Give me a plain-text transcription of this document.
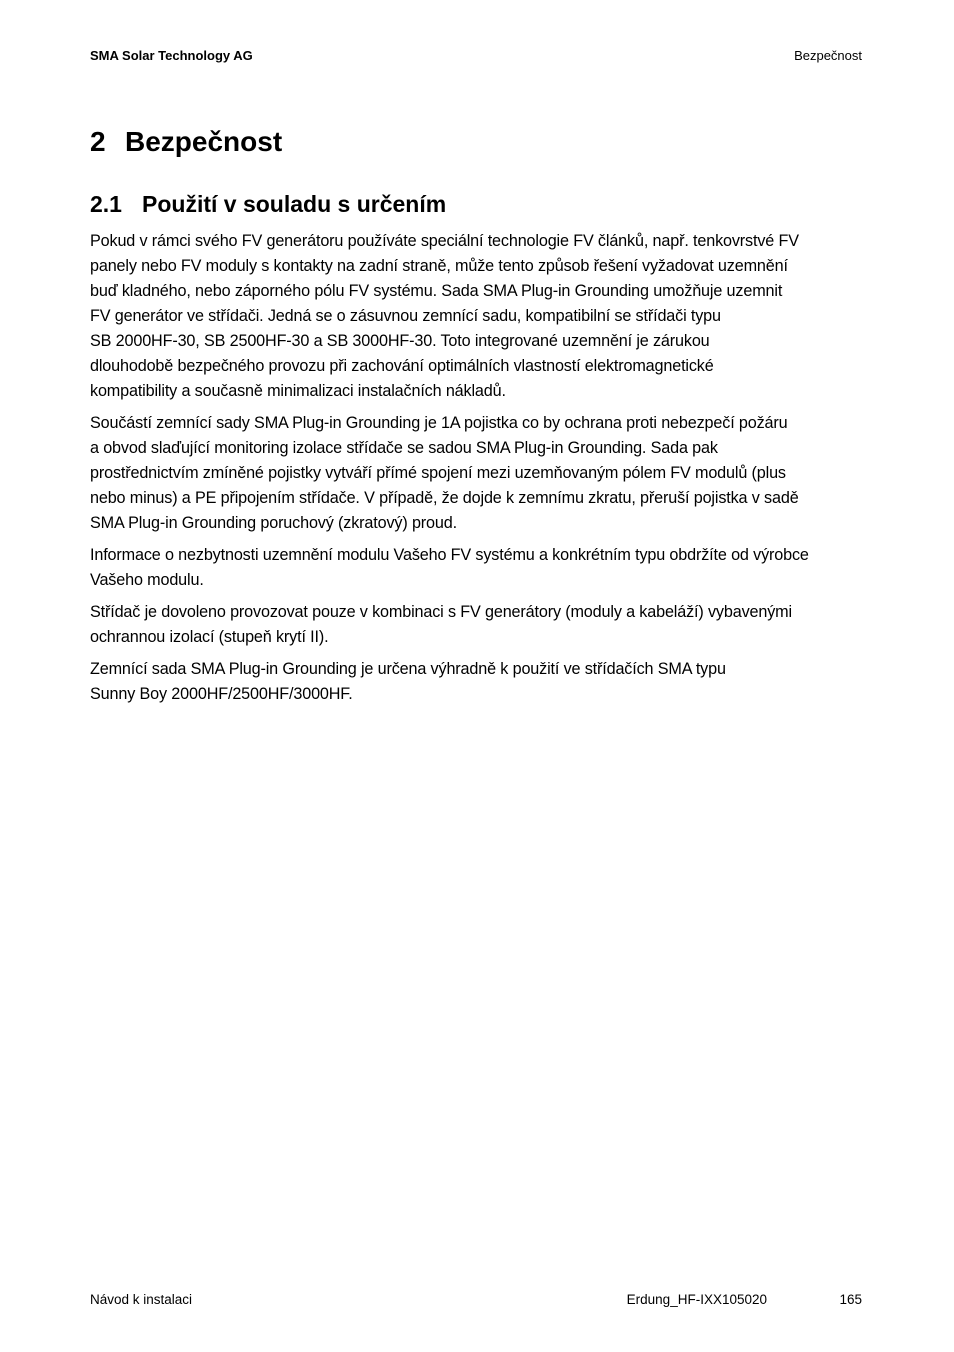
SMA Solar Technology AG	Bezpečnost
2 Bezpečnost
2.1 Použití v souladu s určením

Pokud v rámci svého FV generátoru používáte speciální technologie FV článků, např. tenkovrstvé FV
panely nebo FV moduly s kontakty na zadní straně, může tento způsob řešení vyžadovat uzemnění
buď kladného, nebo záporného pólu FV systému. Sada SMA Plug-in Grounding umožňuje uzemnit
FV generátor ve střídači. Jedná se o zásuvnou zemnící sadu, kompatibilní se střídači typu
SB 2000HF-30, SB 2500HF-30 a SB 3000HF-30. Toto integrované uzemnění je zárukou
dlouhodobě bezpečného provozu při zachování optimálních vlastností elektromagnetické
kompatibility a současně minimalizaci instalačních nákladů.

Součástí zemnící sady SMA Plug-in Grounding je 1A pojistka co by ochrana proti nebezpečí požáru
a obvod slaďující monitoring izolace střídače se sadou SMA Plug-in Grounding. Sada pak
prostřednictvím zmíněné pojistky vytváří přímé spojení mezi uzemňovaným pólem FV modulů (plus
nebo minus) a PE připojením střídače. V případě, že dojde k zemnímu zkratu, přeruší pojistka v sadě
SMA Plug-in Grounding poruchový (zkratový) proud.

Informace o nezbytnosti uzemnění modulu Vašeho FV systému a konkrétním typu obdržíte od výrobce
Vašeho modulu.

Střídač je dovoleno provozovat pouze v kombinaci s FV generátory (moduly a kabeláží) vybavenými
ochrannou izolací (stupeň krytí II).

Zemnící sada SMA Plug-in Grounding je určena výhradně k použití ve střídačích SMA typu
Sunny Boy 2000HF/2500HF/3000HF.

Návod k instalaci	Erdung_HF-IXX105020	165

Exercise objective: From the listing above, report the number of lines containing the string "střídače", without any accompanying remarks.

Answer below: 2